*Saved data entries*.

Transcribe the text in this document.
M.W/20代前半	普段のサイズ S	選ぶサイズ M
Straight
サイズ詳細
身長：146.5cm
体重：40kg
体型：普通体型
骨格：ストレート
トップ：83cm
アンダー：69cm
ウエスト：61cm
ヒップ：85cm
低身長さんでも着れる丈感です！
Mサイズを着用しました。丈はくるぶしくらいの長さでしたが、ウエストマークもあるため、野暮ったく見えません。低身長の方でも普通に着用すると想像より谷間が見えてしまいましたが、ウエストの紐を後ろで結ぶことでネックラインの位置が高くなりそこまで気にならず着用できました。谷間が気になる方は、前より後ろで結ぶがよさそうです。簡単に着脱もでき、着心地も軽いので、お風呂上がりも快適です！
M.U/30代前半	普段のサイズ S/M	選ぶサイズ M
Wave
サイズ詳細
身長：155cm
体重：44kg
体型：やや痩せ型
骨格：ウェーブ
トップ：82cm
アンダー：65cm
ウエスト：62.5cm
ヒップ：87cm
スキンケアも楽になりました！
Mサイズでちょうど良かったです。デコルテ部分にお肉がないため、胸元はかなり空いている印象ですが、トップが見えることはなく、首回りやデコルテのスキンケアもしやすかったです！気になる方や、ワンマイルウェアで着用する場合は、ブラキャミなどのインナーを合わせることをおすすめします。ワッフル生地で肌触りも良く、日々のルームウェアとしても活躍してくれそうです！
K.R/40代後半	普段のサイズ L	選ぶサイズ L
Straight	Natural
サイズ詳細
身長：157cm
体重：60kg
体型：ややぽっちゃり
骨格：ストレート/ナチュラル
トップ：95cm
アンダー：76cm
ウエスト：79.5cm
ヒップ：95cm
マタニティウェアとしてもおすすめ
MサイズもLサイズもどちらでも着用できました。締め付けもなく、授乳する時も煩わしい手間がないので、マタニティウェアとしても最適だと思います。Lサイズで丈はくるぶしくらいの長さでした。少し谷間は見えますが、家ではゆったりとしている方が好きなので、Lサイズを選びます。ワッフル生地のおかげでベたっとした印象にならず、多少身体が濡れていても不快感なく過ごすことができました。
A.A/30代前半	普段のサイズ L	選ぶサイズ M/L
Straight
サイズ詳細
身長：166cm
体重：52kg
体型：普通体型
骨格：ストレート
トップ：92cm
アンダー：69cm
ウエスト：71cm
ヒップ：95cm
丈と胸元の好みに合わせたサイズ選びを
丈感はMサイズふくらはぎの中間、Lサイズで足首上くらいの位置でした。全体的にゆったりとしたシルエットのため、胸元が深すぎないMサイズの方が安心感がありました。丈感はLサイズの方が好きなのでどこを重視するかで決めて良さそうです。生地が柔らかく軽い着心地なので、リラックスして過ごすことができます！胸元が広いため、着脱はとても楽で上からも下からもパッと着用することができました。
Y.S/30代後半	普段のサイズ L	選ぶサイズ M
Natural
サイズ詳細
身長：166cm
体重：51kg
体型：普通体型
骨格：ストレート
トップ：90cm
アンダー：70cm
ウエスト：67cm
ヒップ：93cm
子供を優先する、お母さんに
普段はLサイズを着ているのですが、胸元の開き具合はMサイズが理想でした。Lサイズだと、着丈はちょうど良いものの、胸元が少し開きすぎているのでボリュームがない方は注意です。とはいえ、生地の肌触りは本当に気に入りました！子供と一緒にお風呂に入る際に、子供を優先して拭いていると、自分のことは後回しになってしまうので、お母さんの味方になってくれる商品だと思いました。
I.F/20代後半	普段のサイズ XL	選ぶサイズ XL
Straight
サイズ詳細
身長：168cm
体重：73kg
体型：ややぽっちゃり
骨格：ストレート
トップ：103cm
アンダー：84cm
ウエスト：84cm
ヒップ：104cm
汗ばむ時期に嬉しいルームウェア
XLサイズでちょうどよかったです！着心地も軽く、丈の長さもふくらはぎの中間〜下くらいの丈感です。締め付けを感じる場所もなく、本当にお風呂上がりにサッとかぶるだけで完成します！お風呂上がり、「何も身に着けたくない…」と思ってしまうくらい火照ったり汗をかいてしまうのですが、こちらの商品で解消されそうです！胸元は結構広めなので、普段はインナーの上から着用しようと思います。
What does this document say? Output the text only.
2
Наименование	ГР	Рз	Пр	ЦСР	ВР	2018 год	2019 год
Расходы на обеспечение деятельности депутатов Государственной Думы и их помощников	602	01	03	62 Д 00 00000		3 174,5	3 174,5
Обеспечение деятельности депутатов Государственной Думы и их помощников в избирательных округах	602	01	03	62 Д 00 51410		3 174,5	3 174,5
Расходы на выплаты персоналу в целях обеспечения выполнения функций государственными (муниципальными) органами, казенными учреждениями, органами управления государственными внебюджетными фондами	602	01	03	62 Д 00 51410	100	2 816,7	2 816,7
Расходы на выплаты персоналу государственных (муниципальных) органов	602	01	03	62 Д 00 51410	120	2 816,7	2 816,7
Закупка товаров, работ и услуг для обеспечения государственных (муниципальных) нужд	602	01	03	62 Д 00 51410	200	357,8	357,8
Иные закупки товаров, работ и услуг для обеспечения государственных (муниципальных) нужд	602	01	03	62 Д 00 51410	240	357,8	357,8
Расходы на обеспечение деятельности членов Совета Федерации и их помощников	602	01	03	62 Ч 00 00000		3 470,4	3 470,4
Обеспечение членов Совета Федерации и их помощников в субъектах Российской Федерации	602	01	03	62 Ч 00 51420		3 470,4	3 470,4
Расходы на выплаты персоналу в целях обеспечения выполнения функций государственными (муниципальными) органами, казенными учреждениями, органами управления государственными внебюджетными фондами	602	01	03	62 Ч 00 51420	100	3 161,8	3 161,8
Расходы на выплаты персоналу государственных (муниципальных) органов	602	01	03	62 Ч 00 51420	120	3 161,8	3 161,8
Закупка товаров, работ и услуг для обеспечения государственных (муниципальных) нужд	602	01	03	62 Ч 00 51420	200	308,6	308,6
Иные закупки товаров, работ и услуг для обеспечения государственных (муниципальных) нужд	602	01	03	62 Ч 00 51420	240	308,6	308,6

*Exercise goal*. Write out every line from the records above, word for word.

*Result of the exercise*.
Transcribe the text in this document.
M.W/20代前半	普段のサイズ S	選ぶサイズ M
Straight
サイズ詳細
身長：146.5cm
体重：40kg
体型：普通体型
骨格：ストレート
トップ：83cm
アンダー：69cm
ウエスト：61cm
ヒップ：85cm
低身長さんでも着れる丈感です！
Mサイズを着用しました。丈はくるぶしくらいの長さでしたが、ウエストマークもあるため、野暮ったく見えません。低身長の方でも普通に着用すると想像より谷間が見えてしまいましたが、ウエストの紐を後ろで結ぶことでネックラインの位置が高くなりそこまで気にならず着用できました。谷間が気になる方は、前より後ろで結ぶがよさそうです。簡単に着脱もでき、着心地も軽いので、お風呂上がりも快適です！
M.U/30代前半	普段のサイズ S/M	選ぶサイズ M
Wave
サイズ詳細
身長：155cm
体重：44kg
体型：やや痩せ型
骨格：ウェーブ
トップ：82cm
アンダー：65cm
ウエスト：62.5cm
ヒップ：87cm
スキンケアも楽になりました！
Mサイズでちょうど良かったです。デコルテ部分にお肉がないため、胸元はかなり空いている印象ですが、トップが見えることはなく、首回りやデコルテのスキンケアもしやすかったです！気になる方や、ワンマイルウェアで着用する場合は、ブラキャミなどのインナーを合わせることをおすすめします。ワッフル生地で肌触りも良く、日々のルームウェアとしても活躍してくれそうです！
K.R/40代後半	普段のサイズ L	選ぶサイズ L
Straight	Natural
サイズ詳細
身長：157cm
体重：60kg
体型：ややぽっちゃり
骨格：ストレート/ナチュラル
トップ：95cm
アンダー：76cm
ウエスト：79.5cm
ヒップ：95cm
マタニティウェアとしてもおすすめ
MサイズもLサイズもどちらでも着用できました。締め付けもなく、授乳する時も煩わしい手間がないので、マタニティウェアとしても最適だと思います。Lサイズで丈はくるぶしくらいの長さでした。少し谷間は見えますが、家ではゆったりとしている方が好きなので、Lサイズを選びます。ワッフル生地のおかげでベたっとした印象にならず、多少身体が濡れていても不快感なく過ごすことができました。
A.A/30代前半	普段のサイズ L	選ぶサイズ M/L
Straight
サイズ詳細
身長：166cm
体重：52kg
体型：普通体型
骨格：ストレート
トップ：92cm
アンダー：69cm
ウエスト：71cm
ヒップ：95cm
丈と胸元の好みに合わせたサイズ選びを
丈感はMサイズふくらはぎの中間、Lサイズで足首上くらいの位置でした。全体的にゆったりとしたシルエットのため、胸元が深すぎないMサイズの方が安心感がありました。丈感はLサイズの方が好きなのでどこを重視するかで決めて良さそうです。生地が柔らかく軽い着心地なので、リラックスして過ごすことができます！胸元が広いため、着脱はとても楽で上からも下からもパッと着用することができました。
Y.S/30代後半	普段のサイズ L	選ぶサイズ M
Natural
サイズ詳細
身長：166cm
体重：51kg
体型：普通体型
骨格：ストレート
トップ：90cm
アンダー：70cm
ウエスト：67cm
ヒップ：93cm
子供を優先する、お母さんに
普段はLサイズを着ているのですが、胸元の開き具合はMサイズが理想でした。Lサイズだと、着丈はちょうど良いものの、胸元が少し開きすぎているのでボリュームがない方は注意です。とはいえ、生地の肌触りは本当に気に入りました！子供と一緒にお風呂に入る際に、子供を優先して拭いていると、自分のことは後回しになってしまうので、お母さんの味方になってくれる商品だと思いました。
I.F/20代後半	普段のサイズ XL	選ぶサイズ XL
Straight
サイズ詳細
身長：168cm
体重：73kg
体型：ややぽっちゃり
骨格：ストレート
トップ：103cm
アンダー：84cm
ウエスト：84cm
ヒップ：104cm
汗ばむ時期に嬉しいルームウェア
XLサイズでちょうどよかったです！着心地も軽く、丈の長さもふくらはぎの中間〜下くらいの丈感です。締め付けを感じる場所もなく、本当にお風呂上がりにサッとかぶるだけで完成します！お風呂上がり、「何も身に着けたくない…」と思ってしまうくらい火照ったり汗をかいてしまうのですが、こちらの商品で解消されそうです！胸元は結構広めなので、普段はインナーの上から着用しようと思います。
What does this document say? Output the text only.
2
Наименование	ГР	Рз	Пр	ЦСР	ВР	2018 год	2019 год
Расходы на обеспечение деятельности депутатов Государственной Думы и их помощников	602	01	03	62 Д 00 00000		3 174,5	3 174,5
Обеспечение деятельности депутатов Государственной Думы и их помощников в избирательных округах	602	01	03	62 Д 00 51410		3 174,5	3 174,5
Расходы на выплаты персоналу в целях обеспечения выполнения функций государственными (муниципальными) органами, казенными учреждениями, органами управления государственными внебюджетными фондами	602	01	03	62 Д 00 51410	100	2 816,7	2 816,7
Расходы на выплаты персоналу государственных (муниципальных) органов	602	01	03	62 Д 00 51410	120	2 816,7	2 816,7
Закупка товаров, работ и услуг для обеспечения государственных (муниципальных) нужд	602	01	03	62 Д 00 51410	200	357,8	357,8
Иные закупки товаров, работ и услуг для обеспечения государственных (муниципальных) нужд	602	01	03	62 Д 00 51410	240	357,8	357,8
Расходы на обеспечение деятельности членов Совета Федерации и их помощников	602	01	03	62 Ч 00 00000		3 470,4	3 470,4
Обеспечение членов Совета Федерации и их помощников в субъектах Российской Федерации	602	01	03	62 Ч 00 51420		3 470,4	3 470,4
Расходы на выплаты персоналу в целях обеспечения выполнения функций государственными (муниципальными) органами, казенными учреждениями, органами управления государственными внебюджетными фондами	602	01	03	62 Ч 00 51420	100	3 161,8	3 161,8
Расходы на выплаты персоналу государственных (муниципальных) органов	602	01	03	62 Ч 00 51420	120	3 161,8	3 161,8
Закупка товаров, работ и услуг для обеспечения государственных (муниципальных) нужд	602	01	03	62 Ч 00 51420	200	308,6	308,6
Иные закупки товаров, работ и услуг для обеспечения государственных (муниципальных) нужд	602	01	03	62 Ч 00 51420	240	308,6	308,6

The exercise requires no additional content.